## GOAL OF THE EXERCISE
Write out the records again, exactly, leaving none out.

## INPUT MATERIAL
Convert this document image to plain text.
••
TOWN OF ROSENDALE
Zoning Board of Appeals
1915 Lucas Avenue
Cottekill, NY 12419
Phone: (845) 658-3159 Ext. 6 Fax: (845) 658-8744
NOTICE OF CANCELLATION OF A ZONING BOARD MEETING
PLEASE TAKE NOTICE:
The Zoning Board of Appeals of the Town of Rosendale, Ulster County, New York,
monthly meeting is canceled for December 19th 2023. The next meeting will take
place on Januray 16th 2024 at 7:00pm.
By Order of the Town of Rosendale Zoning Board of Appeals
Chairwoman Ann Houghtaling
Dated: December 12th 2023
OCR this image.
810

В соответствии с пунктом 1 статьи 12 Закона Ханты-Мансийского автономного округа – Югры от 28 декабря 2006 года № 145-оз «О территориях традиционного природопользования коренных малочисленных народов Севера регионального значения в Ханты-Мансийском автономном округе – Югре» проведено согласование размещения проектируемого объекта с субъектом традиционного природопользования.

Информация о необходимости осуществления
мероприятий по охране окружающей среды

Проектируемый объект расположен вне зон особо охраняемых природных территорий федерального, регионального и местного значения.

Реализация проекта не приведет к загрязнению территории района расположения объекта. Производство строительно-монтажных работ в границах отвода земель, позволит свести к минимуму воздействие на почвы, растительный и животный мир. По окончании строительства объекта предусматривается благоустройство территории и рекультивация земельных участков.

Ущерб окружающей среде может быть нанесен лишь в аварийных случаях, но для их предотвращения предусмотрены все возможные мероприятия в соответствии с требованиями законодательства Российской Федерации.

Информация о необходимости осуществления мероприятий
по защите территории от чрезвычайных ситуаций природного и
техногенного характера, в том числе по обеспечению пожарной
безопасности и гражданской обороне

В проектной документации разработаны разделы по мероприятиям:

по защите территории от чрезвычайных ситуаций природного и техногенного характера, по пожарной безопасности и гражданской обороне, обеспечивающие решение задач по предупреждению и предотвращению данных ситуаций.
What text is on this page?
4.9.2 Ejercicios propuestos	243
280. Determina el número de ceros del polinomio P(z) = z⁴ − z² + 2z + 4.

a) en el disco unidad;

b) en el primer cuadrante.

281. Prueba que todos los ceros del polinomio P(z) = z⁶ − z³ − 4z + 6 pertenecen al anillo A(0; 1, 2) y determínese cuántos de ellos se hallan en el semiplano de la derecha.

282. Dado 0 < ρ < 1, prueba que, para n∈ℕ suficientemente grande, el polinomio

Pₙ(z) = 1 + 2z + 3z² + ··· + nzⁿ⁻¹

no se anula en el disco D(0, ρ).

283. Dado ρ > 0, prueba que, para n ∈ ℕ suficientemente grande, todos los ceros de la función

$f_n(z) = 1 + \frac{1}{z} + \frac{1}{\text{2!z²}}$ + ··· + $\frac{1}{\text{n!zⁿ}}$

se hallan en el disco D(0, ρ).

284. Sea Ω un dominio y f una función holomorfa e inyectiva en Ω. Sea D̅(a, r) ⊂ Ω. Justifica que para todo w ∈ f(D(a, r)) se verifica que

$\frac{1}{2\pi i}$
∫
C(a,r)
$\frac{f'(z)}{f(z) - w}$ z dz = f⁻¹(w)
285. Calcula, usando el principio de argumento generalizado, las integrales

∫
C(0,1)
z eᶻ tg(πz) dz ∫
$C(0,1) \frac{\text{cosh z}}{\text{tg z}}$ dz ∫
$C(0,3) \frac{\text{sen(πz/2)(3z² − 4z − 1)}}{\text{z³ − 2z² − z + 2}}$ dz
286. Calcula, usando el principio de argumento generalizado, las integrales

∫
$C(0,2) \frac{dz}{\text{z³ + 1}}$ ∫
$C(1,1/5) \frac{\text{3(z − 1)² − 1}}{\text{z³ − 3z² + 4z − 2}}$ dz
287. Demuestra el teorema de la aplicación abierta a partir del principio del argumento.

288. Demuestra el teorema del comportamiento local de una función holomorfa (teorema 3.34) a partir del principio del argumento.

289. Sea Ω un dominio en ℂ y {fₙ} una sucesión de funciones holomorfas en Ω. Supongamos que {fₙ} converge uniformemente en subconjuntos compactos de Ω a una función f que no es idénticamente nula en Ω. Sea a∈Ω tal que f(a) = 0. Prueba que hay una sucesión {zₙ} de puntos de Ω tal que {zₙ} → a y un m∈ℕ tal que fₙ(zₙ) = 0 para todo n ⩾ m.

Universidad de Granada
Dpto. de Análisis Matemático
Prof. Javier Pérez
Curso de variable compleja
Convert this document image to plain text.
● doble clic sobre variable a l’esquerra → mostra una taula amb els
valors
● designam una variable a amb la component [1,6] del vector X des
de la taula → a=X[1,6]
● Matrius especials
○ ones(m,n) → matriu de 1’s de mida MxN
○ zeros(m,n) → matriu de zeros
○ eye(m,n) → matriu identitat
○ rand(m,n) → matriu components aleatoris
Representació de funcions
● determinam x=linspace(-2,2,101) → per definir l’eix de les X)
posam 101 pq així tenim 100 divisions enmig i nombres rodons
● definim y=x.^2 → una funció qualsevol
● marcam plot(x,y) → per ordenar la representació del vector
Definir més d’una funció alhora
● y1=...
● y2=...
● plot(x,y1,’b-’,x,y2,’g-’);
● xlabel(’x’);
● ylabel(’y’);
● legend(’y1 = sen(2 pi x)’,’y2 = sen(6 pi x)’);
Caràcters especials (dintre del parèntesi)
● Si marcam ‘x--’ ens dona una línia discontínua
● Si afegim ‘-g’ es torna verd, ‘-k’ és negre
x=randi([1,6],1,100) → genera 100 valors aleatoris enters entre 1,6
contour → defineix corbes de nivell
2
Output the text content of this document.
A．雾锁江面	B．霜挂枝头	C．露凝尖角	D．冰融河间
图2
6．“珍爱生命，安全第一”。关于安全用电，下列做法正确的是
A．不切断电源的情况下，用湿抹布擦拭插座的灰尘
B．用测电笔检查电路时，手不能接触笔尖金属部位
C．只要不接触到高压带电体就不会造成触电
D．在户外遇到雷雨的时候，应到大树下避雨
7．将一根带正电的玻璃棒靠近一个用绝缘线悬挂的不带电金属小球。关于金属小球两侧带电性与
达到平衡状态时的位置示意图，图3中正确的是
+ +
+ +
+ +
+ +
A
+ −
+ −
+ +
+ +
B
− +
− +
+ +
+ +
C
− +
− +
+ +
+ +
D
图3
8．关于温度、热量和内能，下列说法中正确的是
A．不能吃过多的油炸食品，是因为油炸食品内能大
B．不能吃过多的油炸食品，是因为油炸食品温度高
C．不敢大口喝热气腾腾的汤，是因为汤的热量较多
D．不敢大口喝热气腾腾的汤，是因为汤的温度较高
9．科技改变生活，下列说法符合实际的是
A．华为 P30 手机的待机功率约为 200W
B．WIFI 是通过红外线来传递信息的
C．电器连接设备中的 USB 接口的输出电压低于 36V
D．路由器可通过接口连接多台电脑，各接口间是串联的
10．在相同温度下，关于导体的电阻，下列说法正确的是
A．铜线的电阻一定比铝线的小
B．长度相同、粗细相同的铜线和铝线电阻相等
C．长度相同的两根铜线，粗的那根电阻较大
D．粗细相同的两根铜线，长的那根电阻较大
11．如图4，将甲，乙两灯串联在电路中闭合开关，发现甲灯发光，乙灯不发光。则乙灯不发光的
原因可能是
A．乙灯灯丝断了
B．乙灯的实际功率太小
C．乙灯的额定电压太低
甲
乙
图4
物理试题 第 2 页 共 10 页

## SOLUTION
Convert this document image to plain text.
••
TOWN OF ROSENDALE
Zoning Board of Appeals
1915 Lucas Avenue
Cottekill, NY 12419
Phone: (845) 658-3159 Ext. 6 Fax: (845) 658-8744
NOTICE OF CANCELLATION OF A ZONING BOARD MEETING
PLEASE TAKE NOTICE:
The Zoning Board of Appeals of the Town of Rosendale, Ulster County, New York,
monthly meeting is canceled for December 19th 2023. The next meeting will take
place on Januray 16th 2024 at 7:00pm.
By Order of the Town of Rosendale Zoning Board of Appeals
Chairwoman Ann Houghtaling
Dated: December 12th 2023
OCR this image.
810

В соответствии с пунктом 1 статьи 12 Закона Ханты-Мансийского автономного округа – Югры от 28 декабря 2006 года № 145-оз «О территориях традиционного природопользования коренных малочисленных народов Севера регионального значения в Ханты-Мансийском автономном округе – Югре» проведено согласование размещения проектируемого объекта с субъектом традиционного природопользования.

Информация о необходимости осуществления
мероприятий по охране окружающей среды

Проектируемый объект расположен вне зон особо охраняемых природных территорий федерального, регионального и местного значения.

Реализация проекта не приведет к загрязнению территории района расположения объекта. Производство строительно-монтажных работ в границах отвода земель, позволит свести к минимуму воздействие на почвы, растительный и животный мир. По окончании строительства объекта предусматривается благоустройство территории и рекультивация земельных участков.

Ущерб окружающей среде может быть нанесен лишь в аварийных случаях, но для их предотвращения предусмотрены все возможные мероприятия в соответствии с требованиями законодательства Российской Федерации.

Информация о необходимости осуществления мероприятий
по защите территории от чрезвычайных ситуаций природного и
техногенного характера, в том числе по обеспечению пожарной
безопасности и гражданской обороне

В проектной документации разработаны разделы по мероприятиям:

по защите территории от чрезвычайных ситуаций природного и техногенного характера, по пожарной безопасности и гражданской обороне, обеспечивающие решение задач по предупреждению и предотвращению данных ситуаций.
What text is on this page?
4.9.2 Ejercicios propuestos	243
280. Determina el número de ceros del polinomio P(z) = z⁴ − z² + 2z + 4.

a) en el disco unidad;

b) en el primer cuadrante.

281. Prueba que todos los ceros del polinomio P(z) = z⁶ − z³ − 4z + 6 pertenecen al anillo A(0; 1, 2) y determínese cuántos de ellos se hallan en el semiplano de la derecha.

282. Dado 0 < ρ < 1, prueba que, para n∈ℕ suficientemente grande, el polinomio

Pₙ(z) = 1 + 2z + 3z² + ··· + nzⁿ⁻¹

no se anula en el disco D(0, ρ).

283. Dado ρ > 0, prueba que, para n ∈ ℕ suficientemente grande, todos los ceros de la función

$f_n(z) = 1 + \frac{1}{z} + \frac{1}{\text{2!z²}}$ + ··· + $\frac{1}{\text{n!zⁿ}}$

se hallan en el disco D(0, ρ).

284. Sea Ω un dominio y f una función holomorfa e inyectiva en Ω. Sea D̅(a, r) ⊂ Ω. Justifica que para todo w ∈ f(D(a, r)) se verifica que

$\frac{1}{2\pi i}$
∫
C(a,r)
$\frac{f'(z)}{f(z) - w}$ z dz = f⁻¹(w)
285. Calcula, usando el principio de argumento generalizado, las integrales

∫
C(0,1)
z eᶻ tg(πz) dz ∫
$C(0,1) \frac{\text{cosh z}}{\text{tg z}}$ dz ∫
$C(0,3) \frac{\text{sen(πz/2)(3z² − 4z − 1)}}{\text{z³ − 2z² − z + 2}}$ dz
286. Calcula, usando el principio de argumento generalizado, las integrales

∫
$C(0,2) \frac{dz}{\text{z³ + 1}}$ ∫
$C(1,1/5) \frac{\text{3(z − 1)² − 1}}{\text{z³ − 3z² + 4z − 2}}$ dz
287. Demuestra el teorema de la aplicación abierta a partir del principio del argumento.

288. Demuestra el teorema del comportamiento local de una función holomorfa (teorema 3.34) a partir del principio del argumento.

289. Sea Ω un dominio en ℂ y {fₙ} una sucesión de funciones holomorfas en Ω. Supongamos que {fₙ} converge uniformemente en subconjuntos compactos de Ω a una función f que no es idénticamente nula en Ω. Sea a∈Ω tal que f(a) = 0. Prueba que hay una sucesión {zₙ} de puntos de Ω tal que {zₙ} → a y un m∈ℕ tal que fₙ(zₙ) = 0 para todo n ⩾ m.

Universidad de Granada
Dpto. de Análisis Matemático
Prof. Javier Pérez
Curso de variable compleja
Convert this document image to plain text.
● doble clic sobre variable a l’esquerra → mostra una taula amb els
valors
● designam una variable a amb la component [1,6] del vector X des
de la taula → a=X[1,6]
● Matrius especials
○ ones(m,n) → matriu de 1’s de mida MxN
○ zeros(m,n) → matriu de zeros
○ eye(m,n) → matriu identitat
○ rand(m,n) → matriu components aleatoris
Representació de funcions
● determinam x=linspace(-2,2,101) → per definir l’eix de les X)
posam 101 pq així tenim 100 divisions enmig i nombres rodons
● definim y=x.^2 → una funció qualsevol
● marcam plot(x,y) → per ordenar la representació del vector
Definir més d’una funció alhora
● y1=...
● y2=...
● plot(x,y1,’b-’,x,y2,’g-’);
● xlabel(’x’);
● ylabel(’y’);
● legend(’y1 = sen(2 pi x)’,’y2 = sen(6 pi x)’);
Caràcters especials (dintre del parèntesi)
● Si marcam ‘x--’ ens dona una línia discontínua
● Si afegim ‘-g’ es torna verd, ‘-k’ és negre
x=randi([1,6],1,100) → genera 100 valors aleatoris enters entre 1,6
contour → defineix corbes de nivell
2
Output the text content of this document.
A．雾锁江面	B．霜挂枝头	C．露凝尖角	D．冰融河间
图2
6．“珍爱生命，安全第一”。关于安全用电，下列做法正确的是
A．不切断电源的情况下，用湿抹布擦拭插座的灰尘
B．用测电笔检查电路时，手不能接触笔尖金属部位
C．只要不接触到高压带电体就不会造成触电
D．在户外遇到雷雨的时候，应到大树下避雨
7．将一根带正电的玻璃棒靠近一个用绝缘线悬挂的不带电金属小球。关于金属小球两侧带电性与
达到平衡状态时的位置示意图，图3中正确的是
+ +
+ +
+ +
+ +
A
+ −
+ −
+ +
+ +
B
− +
− +
+ +
+ +
C
− +
− +
+ +
+ +
D
图3
8．关于温度、热量和内能，下列说法中正确的是
A．不能吃过多的油炸食品，是因为油炸食品内能大
B．不能吃过多的油炸食品，是因为油炸食品温度高
C．不敢大口喝热气腾腾的汤，是因为汤的热量较多
D．不敢大口喝热气腾腾的汤，是因为汤的温度较高
9．科技改变生活，下列说法符合实际的是
A．华为 P30 手机的待机功率约为 200W
B．WIFI 是通过红外线来传递信息的
C．电器连接设备中的 USB 接口的输出电压低于 36V
D．路由器可通过接口连接多台电脑，各接口间是串联的
10．在相同温度下，关于导体的电阻，下列说法正确的是
A．铜线的电阻一定比铝线的小
B．长度相同、粗细相同的铜线和铝线电阻相等
C．长度相同的两根铜线，粗的那根电阻较大
D．粗细相同的两根铜线，长的那根电阻较大
11．如图4，将甲，乙两灯串联在电路中闭合开关，发现甲灯发光，乙灯不发光。则乙灯不发光的
原因可能是
A．乙灯灯丝断了
B．乙灯的实际功率太小
C．乙灯的额定电压太低
甲
乙
图4
物理试题 第 2 页 共 10 页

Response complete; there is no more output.